Structured figure records:
-=-=-

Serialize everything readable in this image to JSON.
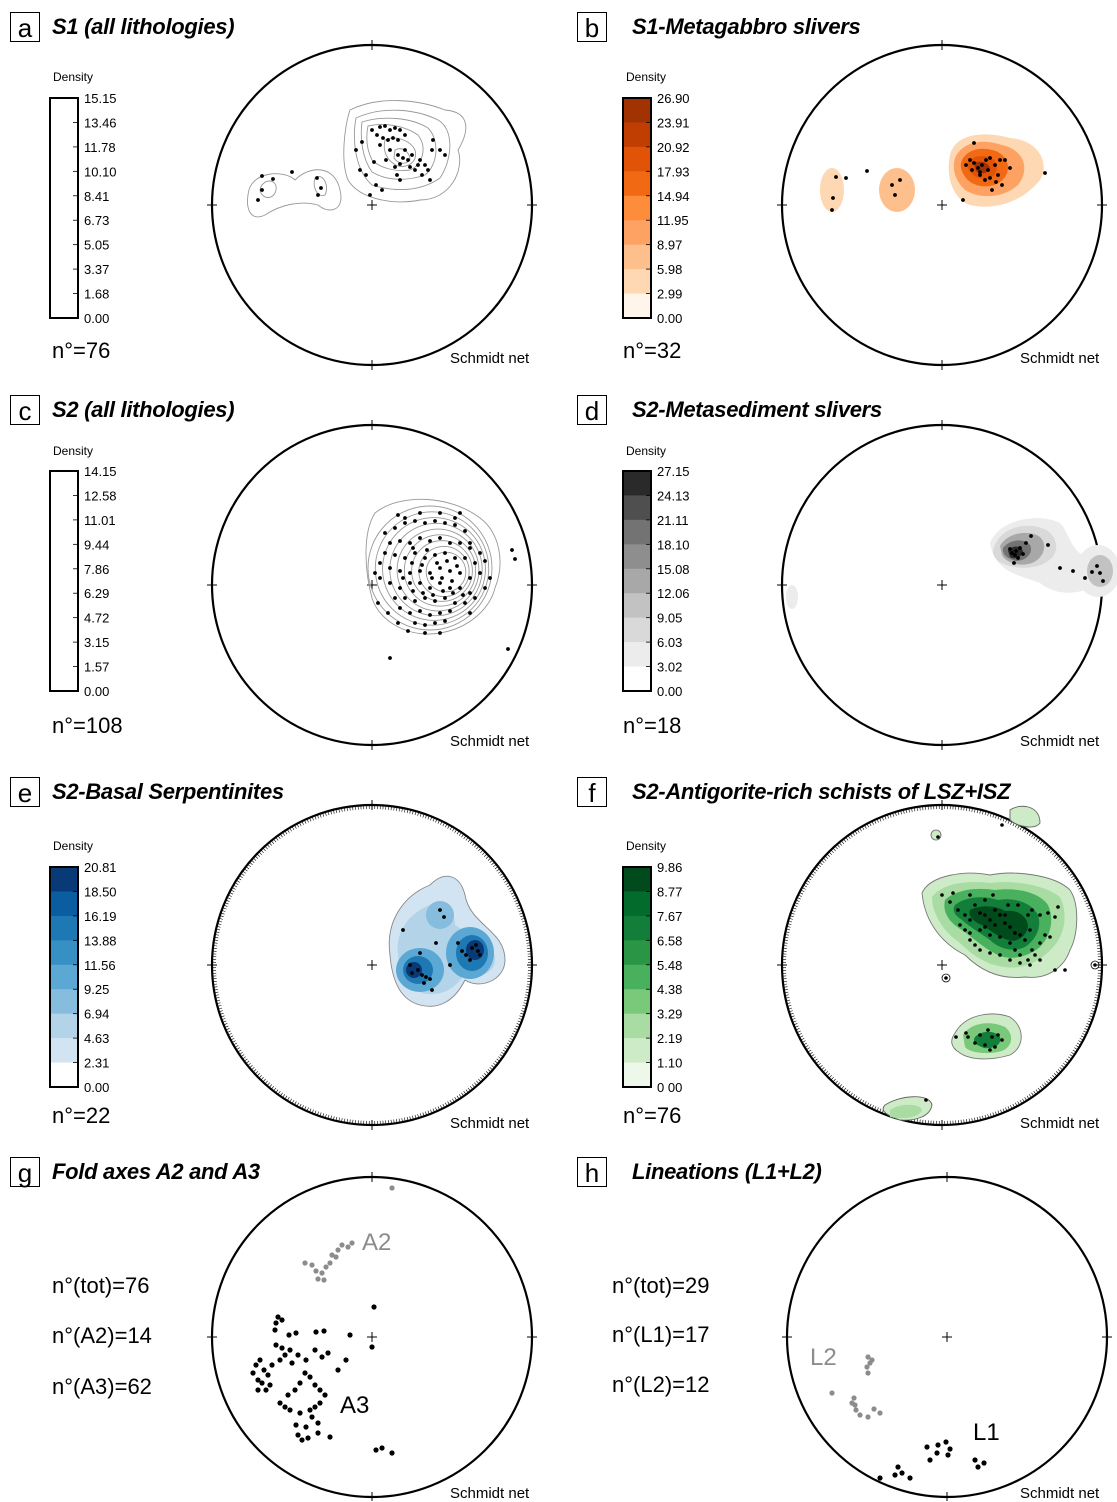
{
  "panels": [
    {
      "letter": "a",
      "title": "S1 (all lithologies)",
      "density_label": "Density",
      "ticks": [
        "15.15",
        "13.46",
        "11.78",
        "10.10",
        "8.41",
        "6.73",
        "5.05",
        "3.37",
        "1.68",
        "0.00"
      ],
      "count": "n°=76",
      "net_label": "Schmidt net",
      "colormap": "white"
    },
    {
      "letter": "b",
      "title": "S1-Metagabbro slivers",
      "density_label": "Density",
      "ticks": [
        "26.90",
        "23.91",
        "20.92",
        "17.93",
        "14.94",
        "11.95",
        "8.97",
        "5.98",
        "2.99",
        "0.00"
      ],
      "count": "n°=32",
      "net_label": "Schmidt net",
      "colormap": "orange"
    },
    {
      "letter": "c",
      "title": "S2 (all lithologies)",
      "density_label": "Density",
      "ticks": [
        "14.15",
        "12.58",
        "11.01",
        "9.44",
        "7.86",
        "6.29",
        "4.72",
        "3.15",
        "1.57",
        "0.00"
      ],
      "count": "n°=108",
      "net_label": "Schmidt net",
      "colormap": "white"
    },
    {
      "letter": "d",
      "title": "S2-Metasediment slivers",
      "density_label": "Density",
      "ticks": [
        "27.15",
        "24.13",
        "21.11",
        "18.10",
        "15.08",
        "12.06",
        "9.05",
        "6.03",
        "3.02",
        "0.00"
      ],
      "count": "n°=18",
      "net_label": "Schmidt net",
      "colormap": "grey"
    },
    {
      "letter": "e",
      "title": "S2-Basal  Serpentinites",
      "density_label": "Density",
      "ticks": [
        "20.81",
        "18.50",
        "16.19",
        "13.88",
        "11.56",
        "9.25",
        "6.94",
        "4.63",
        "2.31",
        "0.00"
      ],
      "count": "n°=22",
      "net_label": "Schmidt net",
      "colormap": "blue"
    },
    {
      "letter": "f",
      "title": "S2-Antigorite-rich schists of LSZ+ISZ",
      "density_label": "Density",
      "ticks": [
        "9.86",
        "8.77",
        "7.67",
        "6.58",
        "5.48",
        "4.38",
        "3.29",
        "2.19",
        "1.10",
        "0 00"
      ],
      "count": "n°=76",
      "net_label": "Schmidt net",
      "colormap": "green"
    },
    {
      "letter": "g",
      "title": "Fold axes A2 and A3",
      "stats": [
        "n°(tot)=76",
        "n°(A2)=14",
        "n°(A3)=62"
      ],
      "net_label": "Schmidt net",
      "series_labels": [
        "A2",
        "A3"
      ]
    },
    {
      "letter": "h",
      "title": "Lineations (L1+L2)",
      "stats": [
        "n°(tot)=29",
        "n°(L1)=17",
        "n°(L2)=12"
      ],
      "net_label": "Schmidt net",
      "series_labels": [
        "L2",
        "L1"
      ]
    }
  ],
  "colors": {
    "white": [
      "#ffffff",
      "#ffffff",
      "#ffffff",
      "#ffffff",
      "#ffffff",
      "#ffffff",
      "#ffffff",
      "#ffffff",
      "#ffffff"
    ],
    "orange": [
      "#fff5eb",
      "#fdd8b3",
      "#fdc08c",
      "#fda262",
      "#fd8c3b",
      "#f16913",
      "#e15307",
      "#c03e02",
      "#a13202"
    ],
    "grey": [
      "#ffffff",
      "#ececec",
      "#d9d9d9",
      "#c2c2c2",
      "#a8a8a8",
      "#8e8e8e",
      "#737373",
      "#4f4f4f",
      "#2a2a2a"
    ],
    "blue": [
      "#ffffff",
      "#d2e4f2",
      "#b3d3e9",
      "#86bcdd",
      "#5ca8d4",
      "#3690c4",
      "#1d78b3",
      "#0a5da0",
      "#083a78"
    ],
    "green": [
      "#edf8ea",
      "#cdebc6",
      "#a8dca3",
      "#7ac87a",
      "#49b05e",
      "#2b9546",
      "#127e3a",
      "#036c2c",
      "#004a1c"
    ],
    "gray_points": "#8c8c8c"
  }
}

-=-=-

**EXERCISE DIRECTIONS:** Copy every line of the listing containing the string "title".

**EXERCISE OUTPUT:**
      "title": "S1 (all lithologies)",
      "title": "S1-Metagabbro slivers",
      "title": "S2 (all lithologies)",
      "title": "S2-Metasediment slivers",
      "title": "S2-Basal  Serpentinites",
      "title": "S2-Antigorite-rich schists of LSZ+ISZ",
      "title": "Fold axes A2 and A3",
      "title": "Lineations (L1+L2)",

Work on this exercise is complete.